◆ **WHAT IS EXPECTED**:
From the listing below, extract each line containing the string "xCell".

--- STUDY MATERIAL ---

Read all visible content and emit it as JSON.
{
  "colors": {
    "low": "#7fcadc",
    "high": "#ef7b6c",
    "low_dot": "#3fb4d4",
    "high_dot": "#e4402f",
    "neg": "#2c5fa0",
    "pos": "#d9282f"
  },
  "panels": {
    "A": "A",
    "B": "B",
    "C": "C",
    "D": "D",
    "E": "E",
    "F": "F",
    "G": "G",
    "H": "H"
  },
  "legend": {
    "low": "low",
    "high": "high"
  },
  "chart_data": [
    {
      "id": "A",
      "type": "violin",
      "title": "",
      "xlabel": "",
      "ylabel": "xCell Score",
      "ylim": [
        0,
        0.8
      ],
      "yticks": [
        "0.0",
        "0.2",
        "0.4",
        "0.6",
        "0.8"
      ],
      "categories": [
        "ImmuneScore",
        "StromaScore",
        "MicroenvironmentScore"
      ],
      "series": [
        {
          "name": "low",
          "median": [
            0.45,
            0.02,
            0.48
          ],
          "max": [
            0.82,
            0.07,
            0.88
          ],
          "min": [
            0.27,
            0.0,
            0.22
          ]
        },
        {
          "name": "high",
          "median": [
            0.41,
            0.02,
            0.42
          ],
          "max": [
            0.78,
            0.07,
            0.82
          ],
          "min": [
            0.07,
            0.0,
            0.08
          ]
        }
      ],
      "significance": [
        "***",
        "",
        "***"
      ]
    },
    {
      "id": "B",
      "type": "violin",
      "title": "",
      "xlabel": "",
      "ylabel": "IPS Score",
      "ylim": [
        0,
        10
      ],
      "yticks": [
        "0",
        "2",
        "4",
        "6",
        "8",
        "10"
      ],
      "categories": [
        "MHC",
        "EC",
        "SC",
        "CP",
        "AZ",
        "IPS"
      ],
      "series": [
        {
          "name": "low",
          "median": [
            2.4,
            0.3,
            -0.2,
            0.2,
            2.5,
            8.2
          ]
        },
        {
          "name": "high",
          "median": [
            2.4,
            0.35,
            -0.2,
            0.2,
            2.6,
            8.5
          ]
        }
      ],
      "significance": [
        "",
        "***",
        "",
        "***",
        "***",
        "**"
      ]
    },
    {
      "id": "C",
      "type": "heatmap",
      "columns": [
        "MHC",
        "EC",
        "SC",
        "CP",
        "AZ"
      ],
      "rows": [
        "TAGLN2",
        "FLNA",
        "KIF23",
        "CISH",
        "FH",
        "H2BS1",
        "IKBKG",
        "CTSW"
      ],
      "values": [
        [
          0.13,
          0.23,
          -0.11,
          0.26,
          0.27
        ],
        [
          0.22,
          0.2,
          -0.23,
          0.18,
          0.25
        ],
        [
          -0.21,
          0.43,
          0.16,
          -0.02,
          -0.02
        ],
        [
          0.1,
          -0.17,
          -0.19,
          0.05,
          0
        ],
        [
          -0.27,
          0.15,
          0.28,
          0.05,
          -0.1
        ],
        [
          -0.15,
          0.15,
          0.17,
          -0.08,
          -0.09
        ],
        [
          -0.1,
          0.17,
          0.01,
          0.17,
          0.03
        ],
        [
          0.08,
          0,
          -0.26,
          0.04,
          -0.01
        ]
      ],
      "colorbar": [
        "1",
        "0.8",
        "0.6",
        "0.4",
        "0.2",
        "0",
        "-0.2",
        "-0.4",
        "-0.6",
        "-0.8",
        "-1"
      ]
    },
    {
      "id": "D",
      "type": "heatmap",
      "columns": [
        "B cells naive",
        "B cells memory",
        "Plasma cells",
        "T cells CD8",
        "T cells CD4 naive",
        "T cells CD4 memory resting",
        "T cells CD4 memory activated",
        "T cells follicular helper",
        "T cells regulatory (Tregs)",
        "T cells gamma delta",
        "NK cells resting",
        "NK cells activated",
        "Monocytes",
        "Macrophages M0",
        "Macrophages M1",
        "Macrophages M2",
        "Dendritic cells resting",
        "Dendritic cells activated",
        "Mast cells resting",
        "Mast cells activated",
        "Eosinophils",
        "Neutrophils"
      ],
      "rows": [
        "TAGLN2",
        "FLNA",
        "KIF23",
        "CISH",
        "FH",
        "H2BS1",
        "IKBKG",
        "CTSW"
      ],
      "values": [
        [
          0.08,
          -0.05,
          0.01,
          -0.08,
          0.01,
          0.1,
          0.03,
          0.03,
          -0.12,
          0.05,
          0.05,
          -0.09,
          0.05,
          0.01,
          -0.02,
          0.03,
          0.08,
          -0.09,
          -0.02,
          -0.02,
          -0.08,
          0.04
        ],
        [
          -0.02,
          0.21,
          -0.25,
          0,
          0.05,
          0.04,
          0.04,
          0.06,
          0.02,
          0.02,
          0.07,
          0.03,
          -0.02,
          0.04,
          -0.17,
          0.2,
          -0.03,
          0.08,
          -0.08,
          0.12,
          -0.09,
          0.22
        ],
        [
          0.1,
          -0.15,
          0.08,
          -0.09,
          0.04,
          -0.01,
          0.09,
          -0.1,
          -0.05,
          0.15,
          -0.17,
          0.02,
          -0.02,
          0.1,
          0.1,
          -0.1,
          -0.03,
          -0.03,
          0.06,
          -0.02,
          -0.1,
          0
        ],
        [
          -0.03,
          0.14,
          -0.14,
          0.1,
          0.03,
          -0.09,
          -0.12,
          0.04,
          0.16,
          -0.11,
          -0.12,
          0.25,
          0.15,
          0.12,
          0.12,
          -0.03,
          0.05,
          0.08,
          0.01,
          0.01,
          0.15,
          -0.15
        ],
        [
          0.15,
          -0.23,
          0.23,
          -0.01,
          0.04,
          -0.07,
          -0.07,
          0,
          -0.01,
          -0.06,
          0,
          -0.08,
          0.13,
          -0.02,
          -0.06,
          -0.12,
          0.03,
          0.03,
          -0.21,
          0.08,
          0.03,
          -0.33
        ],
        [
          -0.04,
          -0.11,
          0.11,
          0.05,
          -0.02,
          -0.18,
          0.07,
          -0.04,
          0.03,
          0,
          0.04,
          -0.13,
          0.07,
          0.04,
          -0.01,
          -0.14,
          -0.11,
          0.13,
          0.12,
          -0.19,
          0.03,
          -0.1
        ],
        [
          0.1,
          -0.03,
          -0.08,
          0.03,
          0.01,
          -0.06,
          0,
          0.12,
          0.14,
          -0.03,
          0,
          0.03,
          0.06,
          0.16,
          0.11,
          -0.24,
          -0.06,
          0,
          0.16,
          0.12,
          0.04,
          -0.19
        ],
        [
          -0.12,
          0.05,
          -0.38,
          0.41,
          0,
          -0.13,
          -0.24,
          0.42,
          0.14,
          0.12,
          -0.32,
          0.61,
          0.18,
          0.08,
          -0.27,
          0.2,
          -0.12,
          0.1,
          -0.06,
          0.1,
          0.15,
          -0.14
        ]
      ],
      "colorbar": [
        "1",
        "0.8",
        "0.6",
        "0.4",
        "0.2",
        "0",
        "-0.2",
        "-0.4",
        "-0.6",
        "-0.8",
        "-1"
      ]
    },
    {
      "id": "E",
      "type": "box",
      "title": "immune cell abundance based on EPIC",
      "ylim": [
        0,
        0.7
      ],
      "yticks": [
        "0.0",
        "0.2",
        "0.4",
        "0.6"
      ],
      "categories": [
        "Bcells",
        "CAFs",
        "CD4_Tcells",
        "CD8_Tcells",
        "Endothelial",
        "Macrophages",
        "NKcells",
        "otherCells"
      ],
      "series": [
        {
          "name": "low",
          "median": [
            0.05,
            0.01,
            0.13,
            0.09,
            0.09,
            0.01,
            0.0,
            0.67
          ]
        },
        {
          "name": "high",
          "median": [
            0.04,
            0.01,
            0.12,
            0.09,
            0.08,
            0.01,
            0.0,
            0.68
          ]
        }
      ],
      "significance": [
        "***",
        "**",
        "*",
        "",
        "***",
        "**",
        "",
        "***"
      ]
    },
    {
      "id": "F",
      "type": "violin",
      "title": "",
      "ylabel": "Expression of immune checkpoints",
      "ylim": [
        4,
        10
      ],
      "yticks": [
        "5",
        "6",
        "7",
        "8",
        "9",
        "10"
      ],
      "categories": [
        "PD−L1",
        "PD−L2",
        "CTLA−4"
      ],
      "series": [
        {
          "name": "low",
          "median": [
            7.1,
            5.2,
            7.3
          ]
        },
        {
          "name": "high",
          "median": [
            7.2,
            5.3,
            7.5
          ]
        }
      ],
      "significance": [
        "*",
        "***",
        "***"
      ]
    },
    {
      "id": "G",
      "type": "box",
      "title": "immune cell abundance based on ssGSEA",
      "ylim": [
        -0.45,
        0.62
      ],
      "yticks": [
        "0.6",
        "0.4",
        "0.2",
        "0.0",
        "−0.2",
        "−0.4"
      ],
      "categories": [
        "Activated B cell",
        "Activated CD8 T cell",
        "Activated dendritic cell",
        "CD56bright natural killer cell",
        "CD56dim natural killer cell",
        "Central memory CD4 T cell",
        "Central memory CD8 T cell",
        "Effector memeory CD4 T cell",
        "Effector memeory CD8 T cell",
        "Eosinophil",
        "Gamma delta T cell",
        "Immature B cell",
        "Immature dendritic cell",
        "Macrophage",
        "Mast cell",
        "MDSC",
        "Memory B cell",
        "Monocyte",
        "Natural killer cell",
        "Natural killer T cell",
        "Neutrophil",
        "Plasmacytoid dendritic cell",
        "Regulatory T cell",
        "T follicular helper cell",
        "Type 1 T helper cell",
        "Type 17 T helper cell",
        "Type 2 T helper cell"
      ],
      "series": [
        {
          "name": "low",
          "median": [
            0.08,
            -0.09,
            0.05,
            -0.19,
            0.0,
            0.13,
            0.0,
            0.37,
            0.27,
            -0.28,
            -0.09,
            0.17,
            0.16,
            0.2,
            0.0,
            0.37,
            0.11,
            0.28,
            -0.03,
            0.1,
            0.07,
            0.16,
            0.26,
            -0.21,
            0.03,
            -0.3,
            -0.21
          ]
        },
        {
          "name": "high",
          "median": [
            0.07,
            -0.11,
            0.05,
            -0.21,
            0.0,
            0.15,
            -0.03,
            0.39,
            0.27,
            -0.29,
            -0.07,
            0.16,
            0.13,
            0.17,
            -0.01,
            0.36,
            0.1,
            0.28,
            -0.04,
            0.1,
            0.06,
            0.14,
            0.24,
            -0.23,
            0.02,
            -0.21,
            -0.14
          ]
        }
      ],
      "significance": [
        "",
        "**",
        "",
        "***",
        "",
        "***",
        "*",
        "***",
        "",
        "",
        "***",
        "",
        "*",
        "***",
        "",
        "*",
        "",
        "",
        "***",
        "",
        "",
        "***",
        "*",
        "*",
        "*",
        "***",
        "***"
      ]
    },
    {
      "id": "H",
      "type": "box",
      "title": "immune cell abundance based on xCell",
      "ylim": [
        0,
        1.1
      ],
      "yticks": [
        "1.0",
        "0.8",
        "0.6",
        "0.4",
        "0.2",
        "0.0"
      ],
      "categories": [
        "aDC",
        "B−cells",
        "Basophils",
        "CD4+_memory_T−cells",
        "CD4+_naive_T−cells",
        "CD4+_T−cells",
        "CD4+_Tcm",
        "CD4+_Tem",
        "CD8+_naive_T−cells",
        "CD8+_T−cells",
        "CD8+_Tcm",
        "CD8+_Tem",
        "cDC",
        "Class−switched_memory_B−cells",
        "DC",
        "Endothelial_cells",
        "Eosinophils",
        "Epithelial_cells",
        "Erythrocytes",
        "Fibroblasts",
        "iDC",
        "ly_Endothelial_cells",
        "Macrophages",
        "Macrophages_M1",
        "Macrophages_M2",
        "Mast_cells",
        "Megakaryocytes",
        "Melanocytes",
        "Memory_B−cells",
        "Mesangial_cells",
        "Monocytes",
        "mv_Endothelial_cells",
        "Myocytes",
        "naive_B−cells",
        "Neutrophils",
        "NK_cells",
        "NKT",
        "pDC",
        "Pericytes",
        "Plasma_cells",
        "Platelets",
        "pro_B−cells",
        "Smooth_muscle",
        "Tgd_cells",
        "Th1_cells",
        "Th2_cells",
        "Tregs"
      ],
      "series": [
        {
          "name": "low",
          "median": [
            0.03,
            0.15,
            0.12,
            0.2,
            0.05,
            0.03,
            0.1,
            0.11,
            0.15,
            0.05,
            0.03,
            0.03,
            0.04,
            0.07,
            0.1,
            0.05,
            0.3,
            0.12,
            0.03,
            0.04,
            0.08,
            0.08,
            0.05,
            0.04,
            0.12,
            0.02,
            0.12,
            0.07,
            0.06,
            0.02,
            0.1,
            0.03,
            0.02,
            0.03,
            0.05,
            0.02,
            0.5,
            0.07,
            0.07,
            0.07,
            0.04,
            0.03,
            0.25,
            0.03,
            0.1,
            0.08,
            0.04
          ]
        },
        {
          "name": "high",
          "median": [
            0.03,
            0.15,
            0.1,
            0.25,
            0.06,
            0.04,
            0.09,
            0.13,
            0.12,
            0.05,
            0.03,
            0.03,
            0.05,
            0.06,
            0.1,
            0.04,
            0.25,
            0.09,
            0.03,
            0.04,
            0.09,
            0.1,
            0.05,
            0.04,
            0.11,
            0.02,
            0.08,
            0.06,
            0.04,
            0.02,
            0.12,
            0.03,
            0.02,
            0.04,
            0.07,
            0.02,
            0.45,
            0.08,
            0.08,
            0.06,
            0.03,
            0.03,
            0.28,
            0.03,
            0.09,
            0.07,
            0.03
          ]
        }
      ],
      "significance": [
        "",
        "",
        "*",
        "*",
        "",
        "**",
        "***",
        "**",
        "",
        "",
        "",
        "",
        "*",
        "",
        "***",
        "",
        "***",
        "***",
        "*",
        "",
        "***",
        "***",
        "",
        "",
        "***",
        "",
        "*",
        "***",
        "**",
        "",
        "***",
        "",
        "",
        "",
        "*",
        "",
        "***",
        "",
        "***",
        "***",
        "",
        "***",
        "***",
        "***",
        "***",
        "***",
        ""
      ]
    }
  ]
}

---

◆ **YOUR RESPONSE**:
      "ylabel": "xCell Score",
      "title": "immune cell abundance based on xCell",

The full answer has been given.